**EXERCISE GOAL**
Write out all of the data exactly as it appears.

(Figure content listings)
>> Begin
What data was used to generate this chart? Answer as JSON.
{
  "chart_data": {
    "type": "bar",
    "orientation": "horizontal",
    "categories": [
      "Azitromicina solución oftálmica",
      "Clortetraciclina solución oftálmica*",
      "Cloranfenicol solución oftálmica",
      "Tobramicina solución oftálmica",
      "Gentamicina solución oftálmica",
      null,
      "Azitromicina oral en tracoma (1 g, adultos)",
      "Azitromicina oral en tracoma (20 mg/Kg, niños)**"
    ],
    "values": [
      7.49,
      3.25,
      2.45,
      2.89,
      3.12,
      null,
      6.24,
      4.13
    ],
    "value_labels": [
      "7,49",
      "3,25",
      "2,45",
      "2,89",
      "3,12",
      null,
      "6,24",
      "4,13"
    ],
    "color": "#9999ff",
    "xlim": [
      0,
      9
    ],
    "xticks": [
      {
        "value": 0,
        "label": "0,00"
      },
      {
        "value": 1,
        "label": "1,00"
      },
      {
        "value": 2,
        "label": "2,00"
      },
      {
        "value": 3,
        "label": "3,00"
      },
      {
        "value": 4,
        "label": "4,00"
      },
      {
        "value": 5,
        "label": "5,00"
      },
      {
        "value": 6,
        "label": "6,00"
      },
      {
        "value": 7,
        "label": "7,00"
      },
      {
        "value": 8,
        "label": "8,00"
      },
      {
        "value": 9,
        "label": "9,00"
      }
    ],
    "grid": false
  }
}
>> End
**SOLUTION FOR THIS PROBLEM**
What data was used to generate this chart? Answer as JSON.
{
  "chart_data": {
    "type": "bar",
    "orientation": "horizontal",
    "categories": [
      "Azitromicina solución oftálmica",
      "Clortetraciclina solución oftálmica*",
      "Cloranfenicol solución oftálmica",
      "Tobramicina solución oftálmica",
      "Gentamicina solución oftálmica",
      null,
      "Azitromicina oral en tracoma (1 g, adultos)",
      "Azitromicina oral en tracoma (20 mg/Kg, niños)**"
    ],
    "values": [
      7.49,
      3.25,
      2.45,
      2.89,
      3.12,
      null,
      6.24,
      4.13
    ],
    "value_labels": [
      "7,49",
      "3,25",
      "2,45",
      "2,89",
      "3,12",
      null,
      "6,24",
      "4,13"
    ],
    "color": "#9999ff",
    "xlim": [
      0,
      9
    ],
    "xticks": [
      {
        "value": 0,
        "label": "0,00"
      },
      {
        "value": 1,
        "label": "1,00"
      },
      {
        "value": 2,
        "label": "2,00"
      },
      {
        "value": 3,
        "label": "3,00"
      },
      {
        "value": 4,
        "label": "4,00"
      },
      {
        "value": 5,
        "label": "5,00"
      },
      {
        "value": 6,
        "label": "6,00"
      },
      {
        "value": 7,
        "label": "7,00"
      },
      {
        "value": 8,
        "label": "8,00"
      },
      {
        "value": 9,
        "label": "9,00"
      }
    ],
    "grid": false
  }
}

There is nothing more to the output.